What you should do:
Could you echo back every one of the lines below word for word, leaving out the pictures?

-- begin Raw data --

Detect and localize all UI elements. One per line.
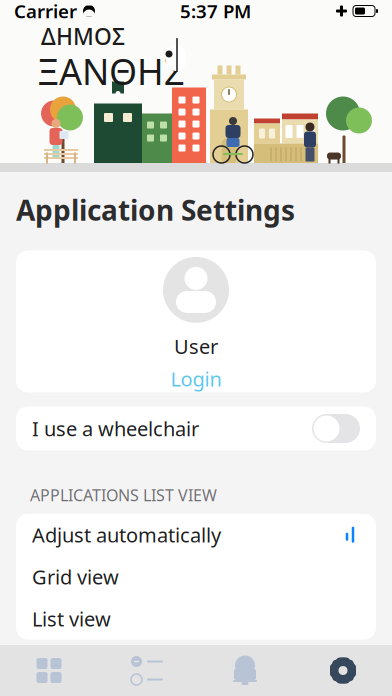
staticText: ΞΑΝΘΗΣ [37,47,185,95]
staticText: User [174,333,218,360]
staticText: List view [32,605,111,632]
staticText: Grid view [32,563,119,590]
button[interactable]: Applications [0,645,98,696]
button[interactable]: I use a wheelchair [16,406,376,450]
staticText: 5:37 PM [180,0,251,23]
staticText: APPLICATIONS LIST VIEW [30,484,217,506]
button[interactable]: List view [16,598,376,640]
button[interactable]: Adjust automatically [16,514,376,556]
staticText: Login [170,366,222,392]
staticText: Carrier [14,0,77,23]
button[interactable]: Settings [294,645,392,696]
button[interactable]: Login [154,360,238,396]
button[interactable]: Grid view [16,556,376,598]
staticText: ΔΗΜΟΣ [41,21,125,51]
button[interactable]: Requests [98,645,196,696]
button[interactable]: Notifications [196,645,294,696]
staticText: Adjust automatically [32,521,221,548]
staticText: Application Settings [16,191,295,228]
staticText: I use a wheelchair [32,415,199,442]
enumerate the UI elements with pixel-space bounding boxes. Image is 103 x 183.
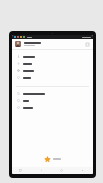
- button[interactable]: [12, 97, 93, 104]
- button[interactable]: Settings: [84, 41, 90, 47]
- button[interactable]: [12, 74, 93, 81]
- button[interactable]: Recents: [18, 168, 23, 173]
- button[interactable]: Back: [39, 168, 44, 173]
- button[interactable]: [12, 90, 93, 97]
- button[interactable]: [12, 104, 93, 111]
- button[interactable]: Home: [59, 168, 64, 173]
- button[interactable]: Settings: [12, 39, 93, 49]
- button[interactable]: [12, 60, 93, 67]
- button[interactable]: [12, 67, 93, 74]
- button[interactable]: [12, 53, 93, 60]
- button[interactable]: Overview: [80, 168, 85, 173]
- button[interactable]: [12, 153, 93, 165]
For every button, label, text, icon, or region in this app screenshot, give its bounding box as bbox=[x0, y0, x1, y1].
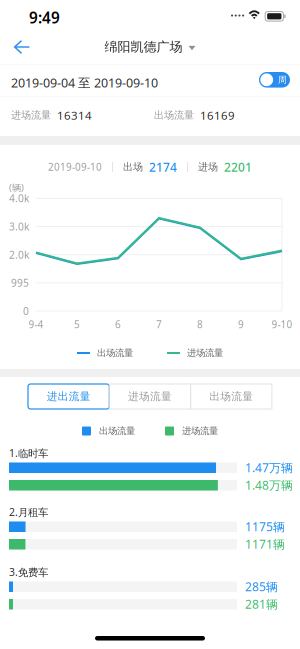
button[interactable]: Back bbox=[0, 30, 44, 64]
staticText: 周 bbox=[278, 74, 287, 85]
staticText: 6 bbox=[115, 318, 121, 331]
staticText: (辆) bbox=[9, 181, 24, 194]
staticText: 8 bbox=[197, 318, 203, 331]
staticText: 出场流量 bbox=[97, 347, 133, 359]
staticText: 9 bbox=[238, 318, 244, 331]
staticText: 1.临时车 bbox=[9, 446, 48, 460]
staticText: 285辆 bbox=[245, 578, 278, 595]
button[interactable]: Week view bbox=[259, 72, 290, 88]
staticText: 绵阳凯德广场 bbox=[104, 39, 182, 55]
staticText: 出场 bbox=[123, 161, 143, 173]
staticText: 5 bbox=[74, 318, 80, 331]
staticText: 16314 bbox=[57, 107, 92, 123]
staticText: 2201 bbox=[224, 159, 252, 175]
staticText: 2019-09-04 至 2019-09-10 bbox=[11, 74, 158, 91]
staticText: 2019-09-10 bbox=[48, 160, 102, 174]
staticText: 进场流量 bbox=[182, 425, 218, 437]
staticText: 2.月租车 bbox=[9, 505, 48, 519]
staticText: 1175辆 bbox=[245, 518, 285, 535]
staticText: 0 bbox=[23, 304, 29, 318]
staticText: 7 bbox=[156, 318, 162, 331]
staticText: 1171辆 bbox=[245, 536, 285, 552]
staticText: 3.0k bbox=[9, 220, 29, 233]
staticText: 9-4 bbox=[28, 318, 44, 331]
staticText: 9:49 bbox=[29, 7, 60, 28]
staticText: 进场流量 bbox=[11, 109, 51, 122]
staticText: 3.免费车 bbox=[9, 565, 48, 579]
staticText: 出场流量 bbox=[209, 390, 253, 403]
staticText: 995 bbox=[11, 276, 29, 290]
button[interactable]: 进出流量 bbox=[28, 384, 109, 409]
staticText: 4.0k bbox=[9, 192, 29, 205]
staticText: 2.0k bbox=[9, 248, 29, 262]
staticText: 进场流量 bbox=[128, 390, 172, 403]
staticText: 进场 bbox=[198, 161, 218, 173]
staticText: 出场流量 bbox=[99, 425, 135, 437]
staticText: 16169 bbox=[200, 107, 235, 123]
button[interactable]: 出场流量 bbox=[191, 384, 272, 409]
staticText: 进出流量 bbox=[47, 390, 91, 403]
staticText: 进场流量 bbox=[187, 347, 223, 359]
staticText: 281辆 bbox=[245, 596, 278, 612]
staticText: 1.48万辆 bbox=[245, 477, 293, 493]
button[interactable]: 进场流量 bbox=[109, 384, 191, 409]
staticText: 9-10 bbox=[272, 318, 292, 331]
staticText: 1.47万辆 bbox=[245, 459, 293, 476]
staticText: 出场流量 bbox=[154, 109, 194, 122]
staticText: 2174 bbox=[149, 159, 177, 175]
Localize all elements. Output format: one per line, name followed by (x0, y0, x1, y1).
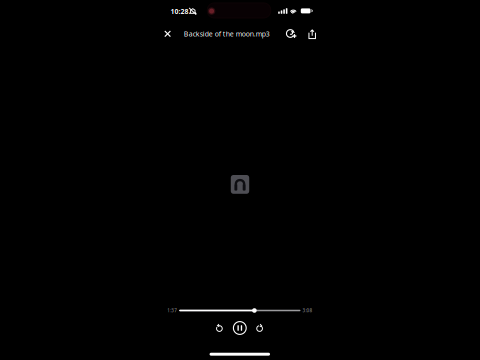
staticText: 1:37 (167, 307, 177, 314)
button[interactable]: Close (157, 23, 179, 45)
button[interactable]: Add to playlist (280, 23, 302, 45)
button[interactable]: Share (301, 23, 323, 45)
staticText: 10:28 (170, 6, 188, 16)
staticText: 3:08 (303, 307, 313, 314)
button[interactable]: Skip forward 15 seconds (250, 318, 270, 338)
staticText: Backside of the moon.mp3 (184, 29, 270, 39)
button[interactable]: Pause (230, 318, 250, 338)
button[interactable]: Skip back 15 seconds (210, 318, 230, 338)
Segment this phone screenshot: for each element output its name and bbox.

-- end Raw data --

Written solution:
Detect and localize all UI elements. One per line.
staticText: ΞΑΝΘΗΣ [37,47,185,95]
staticText: User [174,333,218,360]
staticText: List view [32,605,111,632]
staticText: Grid view [32,563,119,590]
button[interactable]: Applications [0,645,98,696]
button[interactable]: I use a wheelchair [16,406,376,450]
staticText: 5:37 PM [180,0,251,23]
staticText: APPLICATIONS LIST VIEW [30,484,217,506]
button[interactable]: List view [16,598,376,640]
button[interactable]: Adjust automatically [16,514,376,556]
staticText: Login [170,366,222,392]
staticText: Carrier [14,0,77,23]
button[interactable]: Settings [294,645,392,696]
button[interactable]: Login [154,360,238,396]
button[interactable]: Grid view [16,556,376,598]
staticText: ΔΗΜΟΣ [41,21,125,51]
button[interactable]: Requests [98,645,196,696]
button[interactable]: Notifications [196,645,294,696]
staticText: Adjust automatically [32,521,221,548]
staticText: Application Settings [16,191,295,228]
staticText: I use a wheelchair [32,415,199,442]
enumerate the UI elements with pixel-space bounding boxes. Image is 103 x 183.
- button[interactable]: [12, 97, 93, 104]
- button[interactable]: Settings: [84, 41, 90, 47]
- button[interactable]: [12, 74, 93, 81]
- button[interactable]: Recents: [18, 168, 23, 173]
- button[interactable]: Back: [39, 168, 44, 173]
- button[interactable]: [12, 90, 93, 97]
- button[interactable]: [12, 104, 93, 111]
- button[interactable]: Home: [59, 168, 64, 173]
- button[interactable]: Settings: [12, 39, 93, 49]
- button[interactable]: [12, 60, 93, 67]
- button[interactable]: [12, 67, 93, 74]
- button[interactable]: [12, 53, 93, 60]
- button[interactable]: Overview: [80, 168, 85, 173]
- button[interactable]: [12, 153, 93, 165]
For every button, label, text, icon, or region in this app screenshot, give its bounding box as bbox=[x0, y0, x1, y1].
button[interactable]: Back bbox=[0, 30, 44, 64]
staticText: 周 bbox=[278, 74, 287, 85]
staticText: 6 bbox=[115, 318, 121, 331]
staticText: (辆) bbox=[9, 181, 24, 194]
staticText: 8 bbox=[197, 318, 203, 331]
staticText: 出场流量 bbox=[97, 347, 133, 359]
staticText: 9 bbox=[238, 318, 244, 331]
staticText: 1.临时车 bbox=[9, 446, 48, 460]
staticText: 285辆 bbox=[245, 578, 278, 595]
button[interactable]: Week view bbox=[259, 72, 290, 88]
staticText: 绵阳凯德广场 bbox=[104, 39, 182, 55]
staticText: 出场 bbox=[123, 161, 143, 173]
staticText: 5 bbox=[74, 318, 80, 331]
staticText: 16314 bbox=[57, 107, 92, 123]
staticText: 2201 bbox=[224, 159, 252, 175]
staticText: 2019-09-04 至 2019-09-10 bbox=[11, 74, 158, 91]
staticText: 2019-09-10 bbox=[48, 160, 102, 174]
staticText: 进场流量 bbox=[182, 425, 218, 437]
staticText: 2.月租车 bbox=[9, 505, 48, 519]
staticText: 1175辆 bbox=[245, 518, 285, 535]
staticText: 0 bbox=[23, 304, 29, 318]
staticText: 7 bbox=[156, 318, 162, 331]
staticText: 1171辆 bbox=[245, 536, 285, 552]
staticText: 3.0k bbox=[9, 220, 29, 233]
staticText: 9-4 bbox=[28, 318, 44, 331]
staticText: 9:49 bbox=[29, 7, 60, 28]
staticText: 进场流量 bbox=[11, 109, 51, 122]
staticText: 3.免费车 bbox=[9, 565, 48, 579]
staticText: 出场流量 bbox=[209, 390, 253, 403]
staticText: 995 bbox=[11, 276, 29, 290]
button[interactable]: 进出流量 bbox=[28, 384, 109, 409]
staticText: 4.0k bbox=[9, 192, 29, 205]
staticText: 2.0k bbox=[9, 248, 29, 262]
staticText: 进场流量 bbox=[128, 390, 172, 403]
staticText: 进场 bbox=[198, 161, 218, 173]
staticText: 出场流量 bbox=[99, 425, 135, 437]
staticText: 16169 bbox=[200, 107, 235, 123]
button[interactable]: 出场流量 bbox=[191, 384, 272, 409]
staticText: 进出流量 bbox=[47, 390, 91, 403]
staticText: 进场流量 bbox=[187, 347, 223, 359]
staticText: 281辆 bbox=[245, 596, 278, 612]
staticText: 1.48万辆 bbox=[245, 477, 293, 493]
button[interactable]: 进场流量 bbox=[109, 384, 191, 409]
staticText: 9-10 bbox=[272, 318, 292, 331]
staticText: 1.47万辆 bbox=[245, 459, 293, 476]
staticText: 出场流量 bbox=[154, 109, 194, 122]
staticText: 2174 bbox=[149, 159, 177, 175]
Localize all elements. Output format: one per line, name followed by (x0, y0, x1, y1).
staticText: 1:37 (167, 307, 177, 314)
button[interactable]: Close (157, 23, 179, 45)
button[interactable]: Add to playlist (280, 23, 302, 45)
button[interactable]: Share (301, 23, 323, 45)
staticText: 10:28 (170, 6, 188, 16)
staticText: 3:08 (303, 307, 313, 314)
button[interactable]: Skip forward 15 seconds (250, 318, 270, 338)
staticText: Backside of the moon.mp3 (184, 29, 270, 39)
button[interactable]: Pause (230, 318, 250, 338)
button[interactable]: Skip back 15 seconds (210, 318, 230, 338)
Segment this phone screenshot: for each element output its name and bbox.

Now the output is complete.